>> BEGIN Data for this task

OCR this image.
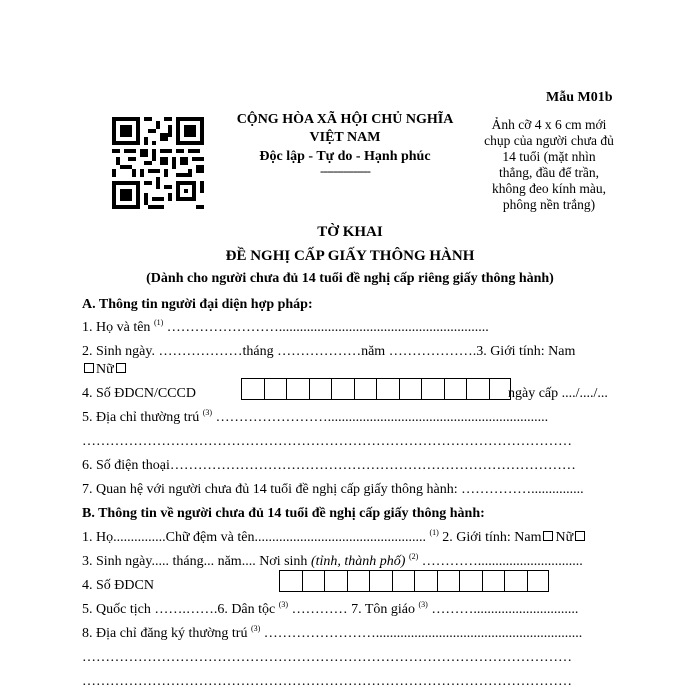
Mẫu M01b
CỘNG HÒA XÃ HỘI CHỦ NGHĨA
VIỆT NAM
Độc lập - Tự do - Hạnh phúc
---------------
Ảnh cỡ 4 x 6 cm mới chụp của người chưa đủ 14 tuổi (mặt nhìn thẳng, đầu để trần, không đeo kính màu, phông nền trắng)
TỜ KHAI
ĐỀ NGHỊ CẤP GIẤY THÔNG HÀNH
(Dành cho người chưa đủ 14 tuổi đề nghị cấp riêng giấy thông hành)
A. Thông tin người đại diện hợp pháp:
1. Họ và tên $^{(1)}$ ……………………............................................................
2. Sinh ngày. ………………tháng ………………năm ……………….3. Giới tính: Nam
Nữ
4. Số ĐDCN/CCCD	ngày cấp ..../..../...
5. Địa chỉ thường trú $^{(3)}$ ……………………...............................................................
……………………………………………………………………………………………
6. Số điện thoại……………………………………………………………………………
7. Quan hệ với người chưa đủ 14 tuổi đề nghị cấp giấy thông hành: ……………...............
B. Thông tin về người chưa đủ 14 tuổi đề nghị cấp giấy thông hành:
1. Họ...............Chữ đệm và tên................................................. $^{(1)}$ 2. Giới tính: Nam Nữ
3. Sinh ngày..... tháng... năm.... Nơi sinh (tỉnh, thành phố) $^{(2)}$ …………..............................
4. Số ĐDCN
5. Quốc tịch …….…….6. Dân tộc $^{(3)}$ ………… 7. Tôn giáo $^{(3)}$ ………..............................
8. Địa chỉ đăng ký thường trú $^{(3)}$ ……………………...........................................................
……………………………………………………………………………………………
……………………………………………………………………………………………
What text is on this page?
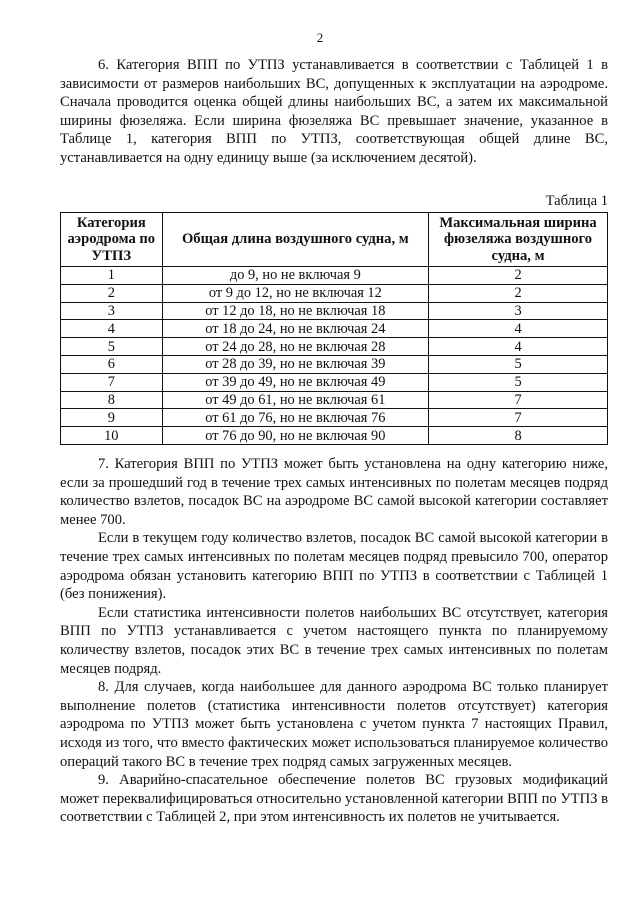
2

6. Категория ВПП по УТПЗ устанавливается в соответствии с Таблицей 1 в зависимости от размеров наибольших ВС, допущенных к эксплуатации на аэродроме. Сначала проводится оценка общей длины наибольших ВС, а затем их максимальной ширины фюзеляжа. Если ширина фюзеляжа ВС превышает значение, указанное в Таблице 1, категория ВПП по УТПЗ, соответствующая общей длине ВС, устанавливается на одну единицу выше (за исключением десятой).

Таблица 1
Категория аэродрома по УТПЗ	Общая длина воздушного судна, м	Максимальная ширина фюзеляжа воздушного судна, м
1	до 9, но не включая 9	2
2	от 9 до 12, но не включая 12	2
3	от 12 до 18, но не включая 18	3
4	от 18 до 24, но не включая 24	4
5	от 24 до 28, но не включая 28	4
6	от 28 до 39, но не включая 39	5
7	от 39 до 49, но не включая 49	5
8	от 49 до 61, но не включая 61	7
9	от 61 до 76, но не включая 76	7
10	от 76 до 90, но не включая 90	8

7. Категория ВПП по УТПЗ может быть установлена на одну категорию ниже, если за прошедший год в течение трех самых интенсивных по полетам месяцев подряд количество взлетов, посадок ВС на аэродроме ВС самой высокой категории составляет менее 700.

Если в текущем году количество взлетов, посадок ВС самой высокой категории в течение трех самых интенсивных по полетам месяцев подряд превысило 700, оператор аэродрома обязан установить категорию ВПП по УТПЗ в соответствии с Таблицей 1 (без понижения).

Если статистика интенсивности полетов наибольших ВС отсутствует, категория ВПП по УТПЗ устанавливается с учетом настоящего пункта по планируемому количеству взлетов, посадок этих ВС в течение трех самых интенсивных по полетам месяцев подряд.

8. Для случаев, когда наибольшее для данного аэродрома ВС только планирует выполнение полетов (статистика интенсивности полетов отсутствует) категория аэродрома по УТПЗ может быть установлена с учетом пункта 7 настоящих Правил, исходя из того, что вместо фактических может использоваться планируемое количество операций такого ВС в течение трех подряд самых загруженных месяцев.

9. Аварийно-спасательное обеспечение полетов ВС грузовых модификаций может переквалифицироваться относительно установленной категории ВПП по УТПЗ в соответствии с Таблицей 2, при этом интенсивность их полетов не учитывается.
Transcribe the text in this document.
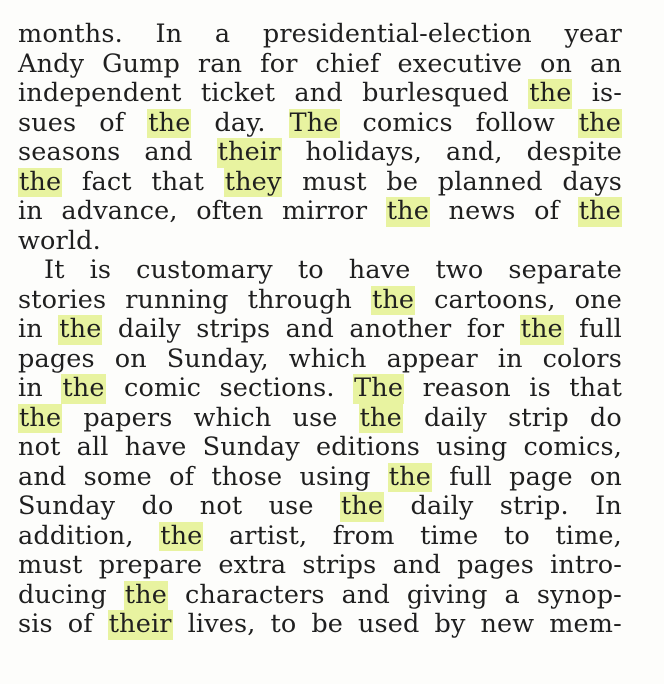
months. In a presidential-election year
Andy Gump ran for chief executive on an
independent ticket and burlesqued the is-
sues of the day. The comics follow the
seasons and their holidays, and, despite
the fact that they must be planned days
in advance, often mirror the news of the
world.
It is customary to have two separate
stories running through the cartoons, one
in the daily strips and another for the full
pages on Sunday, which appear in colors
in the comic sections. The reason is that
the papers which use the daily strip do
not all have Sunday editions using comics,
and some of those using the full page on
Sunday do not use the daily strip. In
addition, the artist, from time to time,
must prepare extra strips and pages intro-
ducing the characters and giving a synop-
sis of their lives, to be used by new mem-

>> END Data for this task
>> BEGIN Data for this task

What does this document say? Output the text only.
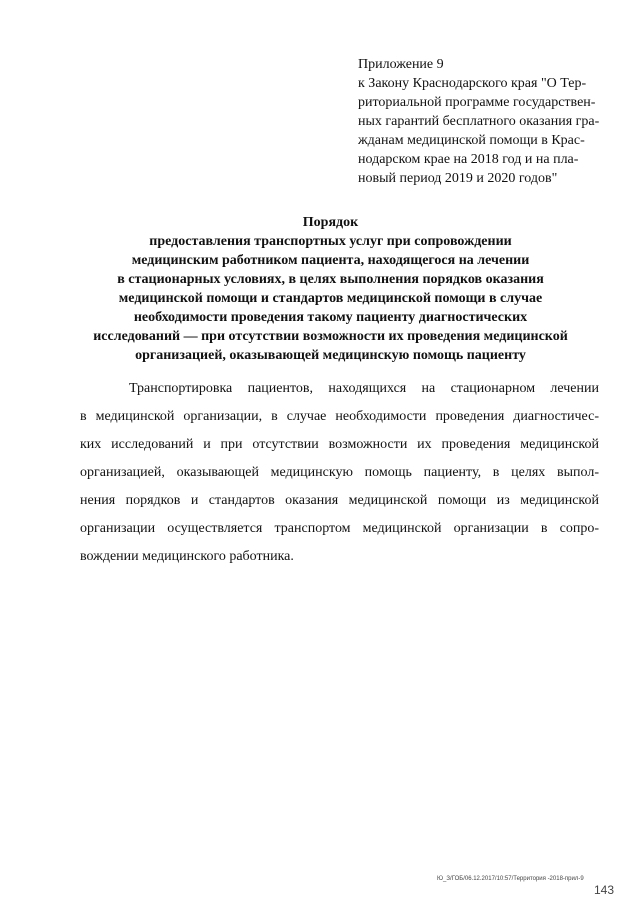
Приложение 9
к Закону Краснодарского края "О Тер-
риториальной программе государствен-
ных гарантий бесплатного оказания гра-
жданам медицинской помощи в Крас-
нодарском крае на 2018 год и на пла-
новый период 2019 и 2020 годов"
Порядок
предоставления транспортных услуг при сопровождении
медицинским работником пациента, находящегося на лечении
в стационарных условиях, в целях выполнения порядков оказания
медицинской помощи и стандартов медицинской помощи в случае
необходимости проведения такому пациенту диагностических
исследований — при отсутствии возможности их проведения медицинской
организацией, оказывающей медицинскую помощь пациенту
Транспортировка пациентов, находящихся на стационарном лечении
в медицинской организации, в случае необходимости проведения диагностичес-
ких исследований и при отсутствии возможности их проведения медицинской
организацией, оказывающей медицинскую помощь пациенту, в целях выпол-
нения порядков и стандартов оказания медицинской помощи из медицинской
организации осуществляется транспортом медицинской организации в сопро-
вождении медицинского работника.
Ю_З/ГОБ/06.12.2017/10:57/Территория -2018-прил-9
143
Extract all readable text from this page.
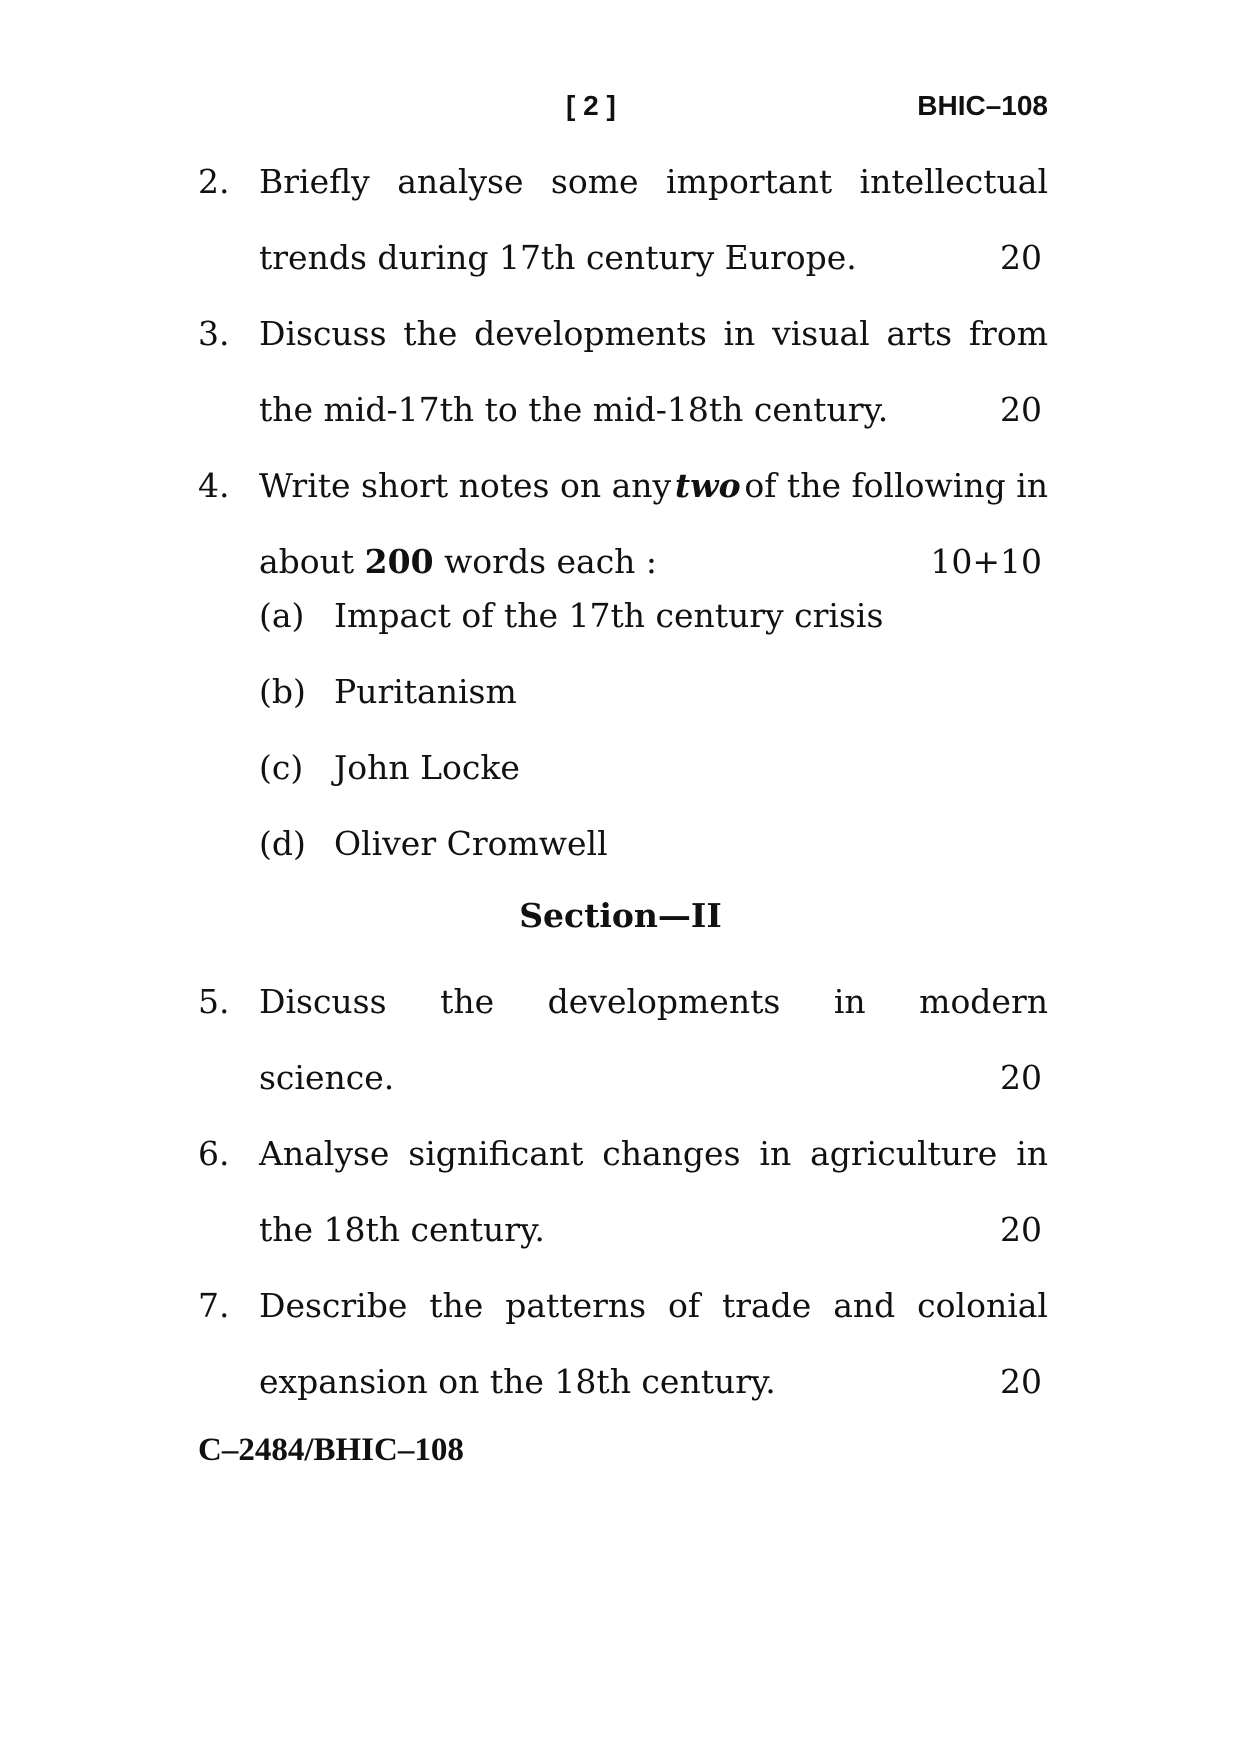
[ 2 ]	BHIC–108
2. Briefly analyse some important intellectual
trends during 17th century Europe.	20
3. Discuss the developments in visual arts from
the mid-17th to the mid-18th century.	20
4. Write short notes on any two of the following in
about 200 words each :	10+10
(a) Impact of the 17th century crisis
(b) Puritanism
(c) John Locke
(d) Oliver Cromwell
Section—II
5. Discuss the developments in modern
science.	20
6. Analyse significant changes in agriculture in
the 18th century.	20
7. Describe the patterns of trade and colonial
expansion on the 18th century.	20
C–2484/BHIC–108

>> END Data for this task
>> BEGIN Data for this task

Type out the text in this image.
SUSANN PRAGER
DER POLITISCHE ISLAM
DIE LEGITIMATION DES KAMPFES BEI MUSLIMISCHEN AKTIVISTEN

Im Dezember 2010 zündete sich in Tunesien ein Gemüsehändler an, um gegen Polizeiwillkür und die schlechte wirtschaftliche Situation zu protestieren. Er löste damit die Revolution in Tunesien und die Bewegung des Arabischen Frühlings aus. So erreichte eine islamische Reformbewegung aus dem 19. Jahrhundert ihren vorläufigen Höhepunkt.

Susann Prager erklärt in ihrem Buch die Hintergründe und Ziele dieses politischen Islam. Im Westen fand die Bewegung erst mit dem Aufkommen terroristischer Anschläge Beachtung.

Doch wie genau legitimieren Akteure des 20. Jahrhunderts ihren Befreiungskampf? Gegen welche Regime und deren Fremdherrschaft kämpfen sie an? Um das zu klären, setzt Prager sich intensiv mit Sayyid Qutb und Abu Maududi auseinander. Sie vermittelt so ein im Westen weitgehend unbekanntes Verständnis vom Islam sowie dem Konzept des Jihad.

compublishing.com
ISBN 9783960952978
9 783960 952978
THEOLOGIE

>> END Data for this task

■ Given task
List the lines of the entries that include "установлена".

■ Right answer
7. Категория ВПП по УТПЗ может быть установлена на одну категорию ниже, если за прошедший год в течение трех самых интенсивных по полетам месяцев подряд количество взлетов, посадок ВС на аэродроме ВС самой высокой категории составляет менее 700.
8. Для случаев, когда наибольшее для данного аэродрома ВС только планирует выполнение полетов (статистика интенсивности полетов отсутствует) категория аэродрома по УТПЗ может быть установлена с учетом пункта 7 настоящих Правил, исходя из того, что вместо фактических может использоваться планируемое количество операций такого ВС в течение трех подряд самых загруженных месяцев.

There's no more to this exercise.